Records from a collection:
══════════════════════════════

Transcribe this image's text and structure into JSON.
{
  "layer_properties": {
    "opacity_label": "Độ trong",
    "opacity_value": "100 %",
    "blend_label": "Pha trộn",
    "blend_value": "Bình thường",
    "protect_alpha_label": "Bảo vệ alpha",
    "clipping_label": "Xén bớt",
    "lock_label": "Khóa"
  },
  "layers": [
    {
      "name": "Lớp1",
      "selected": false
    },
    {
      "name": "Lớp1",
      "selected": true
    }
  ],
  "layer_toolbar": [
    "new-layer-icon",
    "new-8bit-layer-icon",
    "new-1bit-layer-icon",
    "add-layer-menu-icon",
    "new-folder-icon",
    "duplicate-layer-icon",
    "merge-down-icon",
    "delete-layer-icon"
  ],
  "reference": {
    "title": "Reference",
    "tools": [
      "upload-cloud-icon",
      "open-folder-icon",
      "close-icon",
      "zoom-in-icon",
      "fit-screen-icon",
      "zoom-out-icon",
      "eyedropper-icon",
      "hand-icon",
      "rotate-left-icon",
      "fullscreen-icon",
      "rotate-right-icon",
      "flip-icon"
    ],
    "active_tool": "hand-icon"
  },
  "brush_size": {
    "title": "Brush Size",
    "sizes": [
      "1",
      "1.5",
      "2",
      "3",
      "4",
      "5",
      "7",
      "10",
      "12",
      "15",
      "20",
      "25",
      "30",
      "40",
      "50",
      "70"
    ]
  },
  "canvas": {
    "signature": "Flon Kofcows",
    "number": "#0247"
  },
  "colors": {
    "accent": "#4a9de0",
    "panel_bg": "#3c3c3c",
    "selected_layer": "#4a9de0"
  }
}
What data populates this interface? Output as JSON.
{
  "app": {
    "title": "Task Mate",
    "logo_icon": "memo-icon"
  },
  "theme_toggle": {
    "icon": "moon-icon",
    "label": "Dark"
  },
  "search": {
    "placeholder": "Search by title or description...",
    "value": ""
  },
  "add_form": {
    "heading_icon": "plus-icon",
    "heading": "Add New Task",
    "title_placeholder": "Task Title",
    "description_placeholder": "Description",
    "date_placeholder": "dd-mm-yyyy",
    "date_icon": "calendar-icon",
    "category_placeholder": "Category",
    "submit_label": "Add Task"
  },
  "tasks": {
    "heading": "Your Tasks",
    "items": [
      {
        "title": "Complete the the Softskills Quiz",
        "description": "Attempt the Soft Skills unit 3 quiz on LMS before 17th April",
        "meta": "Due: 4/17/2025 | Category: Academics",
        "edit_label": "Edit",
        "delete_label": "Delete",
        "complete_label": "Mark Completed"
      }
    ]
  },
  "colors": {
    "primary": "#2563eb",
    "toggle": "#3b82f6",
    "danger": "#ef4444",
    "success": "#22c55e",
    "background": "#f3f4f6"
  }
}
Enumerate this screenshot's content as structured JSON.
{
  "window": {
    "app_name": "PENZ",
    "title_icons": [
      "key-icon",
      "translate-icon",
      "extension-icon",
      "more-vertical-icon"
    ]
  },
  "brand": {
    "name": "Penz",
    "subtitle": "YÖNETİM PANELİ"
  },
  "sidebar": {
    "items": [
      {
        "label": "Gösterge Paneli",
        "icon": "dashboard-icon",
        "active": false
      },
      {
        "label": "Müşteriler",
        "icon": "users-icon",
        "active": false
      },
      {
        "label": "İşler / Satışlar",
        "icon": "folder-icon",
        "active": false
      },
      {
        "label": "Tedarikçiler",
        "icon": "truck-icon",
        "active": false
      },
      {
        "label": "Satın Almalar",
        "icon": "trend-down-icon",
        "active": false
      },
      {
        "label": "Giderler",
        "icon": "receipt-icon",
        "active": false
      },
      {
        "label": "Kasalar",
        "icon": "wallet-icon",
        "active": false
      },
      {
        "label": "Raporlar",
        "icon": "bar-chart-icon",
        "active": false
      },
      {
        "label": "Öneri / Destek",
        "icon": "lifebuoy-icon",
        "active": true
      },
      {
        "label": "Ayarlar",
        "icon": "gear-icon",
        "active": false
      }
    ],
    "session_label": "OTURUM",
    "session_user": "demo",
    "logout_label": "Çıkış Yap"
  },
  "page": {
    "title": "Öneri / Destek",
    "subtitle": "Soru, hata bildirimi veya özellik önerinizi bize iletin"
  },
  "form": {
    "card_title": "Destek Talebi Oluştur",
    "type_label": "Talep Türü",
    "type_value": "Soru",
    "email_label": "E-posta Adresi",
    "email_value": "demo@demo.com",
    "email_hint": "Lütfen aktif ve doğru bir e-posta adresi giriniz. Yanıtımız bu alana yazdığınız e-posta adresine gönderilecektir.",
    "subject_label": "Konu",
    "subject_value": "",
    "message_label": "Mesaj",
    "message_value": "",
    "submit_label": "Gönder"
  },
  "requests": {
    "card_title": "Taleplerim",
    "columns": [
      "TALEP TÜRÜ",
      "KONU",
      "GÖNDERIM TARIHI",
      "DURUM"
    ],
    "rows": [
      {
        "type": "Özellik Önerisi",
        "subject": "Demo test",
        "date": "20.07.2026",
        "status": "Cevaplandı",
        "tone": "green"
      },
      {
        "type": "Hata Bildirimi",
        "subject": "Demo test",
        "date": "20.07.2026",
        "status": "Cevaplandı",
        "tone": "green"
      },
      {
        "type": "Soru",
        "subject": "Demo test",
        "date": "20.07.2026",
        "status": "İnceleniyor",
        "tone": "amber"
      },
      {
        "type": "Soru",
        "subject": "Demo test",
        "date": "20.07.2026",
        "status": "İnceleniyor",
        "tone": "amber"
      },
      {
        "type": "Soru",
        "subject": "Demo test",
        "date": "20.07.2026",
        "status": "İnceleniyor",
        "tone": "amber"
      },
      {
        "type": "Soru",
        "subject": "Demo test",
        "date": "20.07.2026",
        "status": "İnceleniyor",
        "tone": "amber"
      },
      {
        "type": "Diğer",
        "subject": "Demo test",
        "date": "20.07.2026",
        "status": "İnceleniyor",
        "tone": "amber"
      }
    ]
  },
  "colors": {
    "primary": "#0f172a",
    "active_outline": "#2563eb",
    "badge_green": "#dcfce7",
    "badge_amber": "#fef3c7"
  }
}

══════════════════════════════

Return all of the entries exactly as they were supplied.

Transcribe this image's text and structure into JSON.
{
  "layer_properties": {
    "opacity_label": "Độ trong",
    "opacity_value": "100 %",
    "blend_label": "Pha trộn",
    "blend_value": "Bình thường",
    "protect_alpha_label": "Bảo vệ alpha",
    "clipping_label": "Xén bớt",
    "lock_label": "Khóa"
  },
  "layers": [
    {
      "name": "Lớp1",
      "selected": false
    },
    {
      "name": "Lớp1",
      "selected": true
    }
  ],
  "layer_toolbar": [
    "new-layer-icon",
    "new-8bit-layer-icon",
    "new-1bit-layer-icon",
    "add-layer-menu-icon",
    "new-folder-icon",
    "duplicate-layer-icon",
    "merge-down-icon",
    "delete-layer-icon"
  ],
  "reference": {
    "title": "Reference",
    "tools": [
      "upload-cloud-icon",
      "open-folder-icon",
      "close-icon",
      "zoom-in-icon",
      "fit-screen-icon",
      "zoom-out-icon",
      "eyedropper-icon",
      "hand-icon",
      "rotate-left-icon",
      "fullscreen-icon",
      "rotate-right-icon",
      "flip-icon"
    ],
    "active_tool": "hand-icon"
  },
  "brush_size": {
    "title": "Brush Size",
    "sizes": [
      "1",
      "1.5",
      "2",
      "3",
      "4",
      "5",
      "7",
      "10",
      "12",
      "15",
      "20",
      "25",
      "30",
      "40",
      "50",
      "70"
    ]
  },
  "canvas": {
    "signature": "Flon Kofcows",
    "number": "#0247"
  },
  "colors": {
    "accent": "#4a9de0",
    "panel_bg": "#3c3c3c",
    "selected_layer": "#4a9de0"
  }
}
What data populates this interface? Output as JSON.
{
  "app": {
    "title": "Task Mate",
    "logo_icon": "memo-icon"
  },
  "theme_toggle": {
    "icon": "moon-icon",
    "label": "Dark"
  },
  "search": {
    "placeholder": "Search by title or description...",
    "value": ""
  },
  "add_form": {
    "heading_icon": "plus-icon",
    "heading": "Add New Task",
    "title_placeholder": "Task Title",
    "description_placeholder": "Description",
    "date_placeholder": "dd-mm-yyyy",
    "date_icon": "calendar-icon",
    "category_placeholder": "Category",
    "submit_label": "Add Task"
  },
  "tasks": {
    "heading": "Your Tasks",
    "items": [
      {
        "title": "Complete the the Softskills Quiz",
        "description": "Attempt the Soft Skills unit 3 quiz on LMS before 17th April",
        "meta": "Due: 4/17/2025 | Category: Academics",
        "edit_label": "Edit",
        "delete_label": "Delete",
        "complete_label": "Mark Completed"
      }
    ]
  },
  "colors": {
    "primary": "#2563eb",
    "toggle": "#3b82f6",
    "danger": "#ef4444",
    "success": "#22c55e",
    "background": "#f3f4f6"
  }
}
Enumerate this screenshot's content as structured JSON.
{
  "window": {
    "app_name": "PENZ",
    "title_icons": [
      "key-icon",
      "translate-icon",
      "extension-icon",
      "more-vertical-icon"
    ]
  },
  "brand": {
    "name": "Penz",
    "subtitle": "YÖNETİM PANELİ"
  },
  "sidebar": {
    "items": [
      {
        "label": "Gösterge Paneli",
        "icon": "dashboard-icon",
        "active": false
      },
      {
        "label": "Müşteriler",
        "icon": "users-icon",
        "active": false
      },
      {
        "label": "İşler / Satışlar",
        "icon": "folder-icon",
        "active": false
      },
      {
        "label": "Tedarikçiler",
        "icon": "truck-icon",
        "active": false
      },
      {
        "label": "Satın Almalar",
        "icon": "trend-down-icon",
        "active": false
      },
      {
        "label": "Giderler",
        "icon": "receipt-icon",
        "active": false
      },
      {
        "label": "Kasalar",
        "icon": "wallet-icon",
        "active": false
      },
      {
        "label": "Raporlar",
        "icon": "bar-chart-icon",
        "active": false
      },
      {
        "label": "Öneri / Destek",
        "icon": "lifebuoy-icon",
        "active": true
      },
      {
        "label": "Ayarlar",
        "icon": "gear-icon",
        "active": false
      }
    ],
    "session_label": "OTURUM",
    "session_user": "demo",
    "logout_label": "Çıkış Yap"
  },
  "page": {
    "title": "Öneri / Destek",
    "subtitle": "Soru, hata bildirimi veya özellik önerinizi bize iletin"
  },
  "form": {
    "card_title": "Destek Talebi Oluştur",
    "type_label": "Talep Türü",
    "type_value": "Soru",
    "email_label": "E-posta Adresi",
    "email_value": "demo@demo.com",
    "email_hint": "Lütfen aktif ve doğru bir e-posta adresi giriniz. Yanıtımız bu alana yazdığınız e-posta adresine gönderilecektir.",
    "subject_label": "Konu",
    "subject_value": "",
    "message_label": "Mesaj",
    "message_value": "",
    "submit_label": "Gönder"
  },
  "requests": {
    "card_title": "Taleplerim",
    "columns": [
      "TALEP TÜRÜ",
      "KONU",
      "GÖNDERIM TARIHI",
      "DURUM"
    ],
    "rows": [
      {
        "type": "Özellik Önerisi",
        "subject": "Demo test",
        "date": "20.07.2026",
        "status": "Cevaplandı",
        "tone": "green"
      },
      {
        "type": "Hata Bildirimi",
        "subject": "Demo test",
        "date": "20.07.2026",
        "status": "Cevaplandı",
        "tone": "green"
      },
      {
        "type": "Soru",
        "subject": "Demo test",
        "date": "20.07.2026",
        "status": "İnceleniyor",
        "tone": "amber"
      },
      {
        "type": "Soru",
        "subject": "Demo test",
        "date": "20.07.2026",
        "status": "İnceleniyor",
        "tone": "amber"
      },
      {
        "type": "Soru",
        "subject": "Demo test",
        "date": "20.07.2026",
        "status": "İnceleniyor",
        "tone": "amber"
      },
      {
        "type": "Soru",
        "subject": "Demo test",
        "date": "20.07.2026",
        "status": "İnceleniyor",
        "tone": "amber"
      },
      {
        "type": "Diğer",
        "subject": "Demo test",
        "date": "20.07.2026",
        "status": "İnceleniyor",
        "tone": "amber"
      }
    ]
  },
  "colors": {
    "primary": "#0f172a",
    "active_outline": "#2563eb",
    "badge_green": "#dcfce7",
    "badge_amber": "#fef3c7"
  }
}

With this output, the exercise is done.